[begin PROVIDED INFORMATION]
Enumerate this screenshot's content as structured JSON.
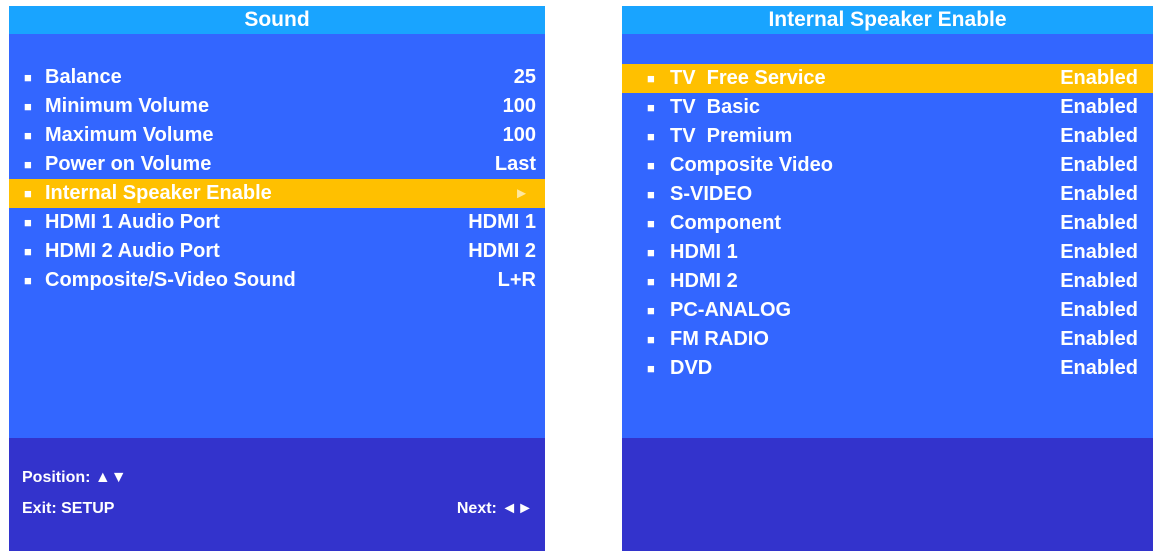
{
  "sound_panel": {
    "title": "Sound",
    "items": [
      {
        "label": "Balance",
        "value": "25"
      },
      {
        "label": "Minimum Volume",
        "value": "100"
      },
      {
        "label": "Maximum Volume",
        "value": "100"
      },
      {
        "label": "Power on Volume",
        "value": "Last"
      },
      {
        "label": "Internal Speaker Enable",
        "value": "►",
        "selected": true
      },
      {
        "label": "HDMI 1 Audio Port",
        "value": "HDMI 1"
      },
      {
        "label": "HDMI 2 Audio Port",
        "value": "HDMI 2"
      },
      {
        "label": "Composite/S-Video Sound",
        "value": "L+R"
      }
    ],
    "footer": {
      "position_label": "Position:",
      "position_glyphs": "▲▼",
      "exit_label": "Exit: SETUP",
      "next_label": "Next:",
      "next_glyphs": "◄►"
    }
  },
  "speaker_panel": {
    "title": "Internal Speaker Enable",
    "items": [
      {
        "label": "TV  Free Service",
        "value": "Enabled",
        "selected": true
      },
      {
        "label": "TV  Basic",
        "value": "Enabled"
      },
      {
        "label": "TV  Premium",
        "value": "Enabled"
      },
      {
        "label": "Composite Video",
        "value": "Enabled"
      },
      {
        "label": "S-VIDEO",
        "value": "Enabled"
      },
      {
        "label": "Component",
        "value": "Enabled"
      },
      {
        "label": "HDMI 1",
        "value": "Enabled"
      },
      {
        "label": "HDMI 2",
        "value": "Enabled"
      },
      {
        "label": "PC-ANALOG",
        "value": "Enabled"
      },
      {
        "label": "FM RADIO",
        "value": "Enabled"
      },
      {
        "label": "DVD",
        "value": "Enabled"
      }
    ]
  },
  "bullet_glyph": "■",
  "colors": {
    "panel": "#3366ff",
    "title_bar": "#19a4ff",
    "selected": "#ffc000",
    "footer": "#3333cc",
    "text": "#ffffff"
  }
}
[end PROVIDED INFORMATION]
[begin PROVIDED INFORMATION]
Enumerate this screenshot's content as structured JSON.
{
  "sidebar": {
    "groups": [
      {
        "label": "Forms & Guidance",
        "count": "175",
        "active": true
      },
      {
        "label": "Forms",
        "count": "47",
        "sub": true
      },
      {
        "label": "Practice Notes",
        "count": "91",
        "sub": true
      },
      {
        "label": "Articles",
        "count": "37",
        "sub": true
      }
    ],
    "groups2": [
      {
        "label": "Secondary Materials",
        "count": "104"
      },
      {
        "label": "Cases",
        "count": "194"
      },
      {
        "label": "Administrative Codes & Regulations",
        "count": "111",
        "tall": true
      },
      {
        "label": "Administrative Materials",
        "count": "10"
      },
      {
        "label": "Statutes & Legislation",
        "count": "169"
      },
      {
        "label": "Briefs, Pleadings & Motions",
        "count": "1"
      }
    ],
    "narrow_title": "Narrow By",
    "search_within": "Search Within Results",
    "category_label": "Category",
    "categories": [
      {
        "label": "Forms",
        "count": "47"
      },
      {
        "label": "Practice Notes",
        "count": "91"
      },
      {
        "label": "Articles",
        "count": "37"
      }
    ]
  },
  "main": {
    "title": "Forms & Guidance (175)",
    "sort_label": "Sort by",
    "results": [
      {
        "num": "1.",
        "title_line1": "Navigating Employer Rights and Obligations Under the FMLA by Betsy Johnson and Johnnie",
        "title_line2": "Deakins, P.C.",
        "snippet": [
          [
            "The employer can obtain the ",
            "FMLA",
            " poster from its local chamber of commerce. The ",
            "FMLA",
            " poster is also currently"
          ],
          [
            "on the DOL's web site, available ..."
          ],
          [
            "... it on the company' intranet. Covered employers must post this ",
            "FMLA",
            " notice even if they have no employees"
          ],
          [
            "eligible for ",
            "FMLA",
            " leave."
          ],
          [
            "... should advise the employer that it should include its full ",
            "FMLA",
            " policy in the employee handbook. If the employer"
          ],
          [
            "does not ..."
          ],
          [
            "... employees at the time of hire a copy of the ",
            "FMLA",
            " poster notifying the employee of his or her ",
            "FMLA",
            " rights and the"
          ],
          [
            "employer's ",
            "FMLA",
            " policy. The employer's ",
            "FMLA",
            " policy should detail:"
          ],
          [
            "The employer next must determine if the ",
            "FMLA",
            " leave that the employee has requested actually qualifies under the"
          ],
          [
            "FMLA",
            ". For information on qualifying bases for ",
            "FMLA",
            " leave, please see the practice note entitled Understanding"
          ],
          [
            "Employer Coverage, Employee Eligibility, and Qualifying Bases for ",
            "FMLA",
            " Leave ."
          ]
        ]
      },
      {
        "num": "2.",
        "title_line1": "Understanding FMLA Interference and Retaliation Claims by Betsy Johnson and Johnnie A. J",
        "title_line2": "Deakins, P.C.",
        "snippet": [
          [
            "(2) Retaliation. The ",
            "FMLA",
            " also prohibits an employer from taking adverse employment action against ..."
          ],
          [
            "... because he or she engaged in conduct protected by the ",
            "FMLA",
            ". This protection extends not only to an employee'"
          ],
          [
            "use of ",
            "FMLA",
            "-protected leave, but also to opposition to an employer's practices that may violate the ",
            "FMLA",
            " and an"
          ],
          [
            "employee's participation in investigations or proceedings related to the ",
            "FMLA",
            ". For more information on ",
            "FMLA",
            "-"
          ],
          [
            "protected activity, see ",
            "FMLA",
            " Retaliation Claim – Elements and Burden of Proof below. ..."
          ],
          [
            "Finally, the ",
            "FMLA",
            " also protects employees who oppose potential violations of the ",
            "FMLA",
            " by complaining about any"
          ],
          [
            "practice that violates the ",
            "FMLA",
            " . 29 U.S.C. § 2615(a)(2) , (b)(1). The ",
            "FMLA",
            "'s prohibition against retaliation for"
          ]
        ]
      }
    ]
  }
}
[end PROVIDED INFORMATION]
[begin PROVIDED INFORMATION]
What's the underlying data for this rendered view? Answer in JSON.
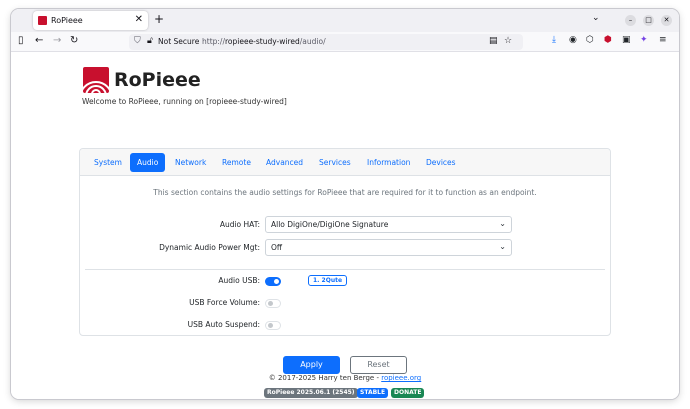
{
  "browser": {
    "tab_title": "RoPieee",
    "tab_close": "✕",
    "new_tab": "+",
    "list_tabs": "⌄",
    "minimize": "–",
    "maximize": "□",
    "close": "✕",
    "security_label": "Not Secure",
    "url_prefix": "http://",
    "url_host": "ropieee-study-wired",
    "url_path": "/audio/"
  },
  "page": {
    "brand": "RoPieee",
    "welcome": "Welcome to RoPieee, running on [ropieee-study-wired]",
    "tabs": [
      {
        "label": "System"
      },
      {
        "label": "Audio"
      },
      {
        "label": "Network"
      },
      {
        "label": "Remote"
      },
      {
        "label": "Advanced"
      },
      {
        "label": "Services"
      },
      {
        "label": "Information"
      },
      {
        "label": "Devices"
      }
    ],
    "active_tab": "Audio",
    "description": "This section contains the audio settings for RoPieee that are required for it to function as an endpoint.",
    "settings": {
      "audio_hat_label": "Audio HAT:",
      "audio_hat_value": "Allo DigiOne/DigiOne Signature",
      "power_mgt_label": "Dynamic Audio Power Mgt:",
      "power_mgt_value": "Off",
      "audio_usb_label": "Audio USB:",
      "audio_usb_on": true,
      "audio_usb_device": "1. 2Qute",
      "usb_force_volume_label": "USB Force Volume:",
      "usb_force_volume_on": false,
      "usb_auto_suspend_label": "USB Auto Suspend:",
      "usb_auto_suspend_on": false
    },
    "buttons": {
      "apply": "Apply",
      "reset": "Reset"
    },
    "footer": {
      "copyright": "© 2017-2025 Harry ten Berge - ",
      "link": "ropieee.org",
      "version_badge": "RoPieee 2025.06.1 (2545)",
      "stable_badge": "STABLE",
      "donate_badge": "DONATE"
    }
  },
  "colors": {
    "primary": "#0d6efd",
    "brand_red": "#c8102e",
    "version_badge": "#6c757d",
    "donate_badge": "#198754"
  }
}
[end PROVIDED INFORMATION]
Locate and copy each line in the data above that includes the word "Materials".

        "label": "Secondary Materials",
        "label": "Administrative Materials",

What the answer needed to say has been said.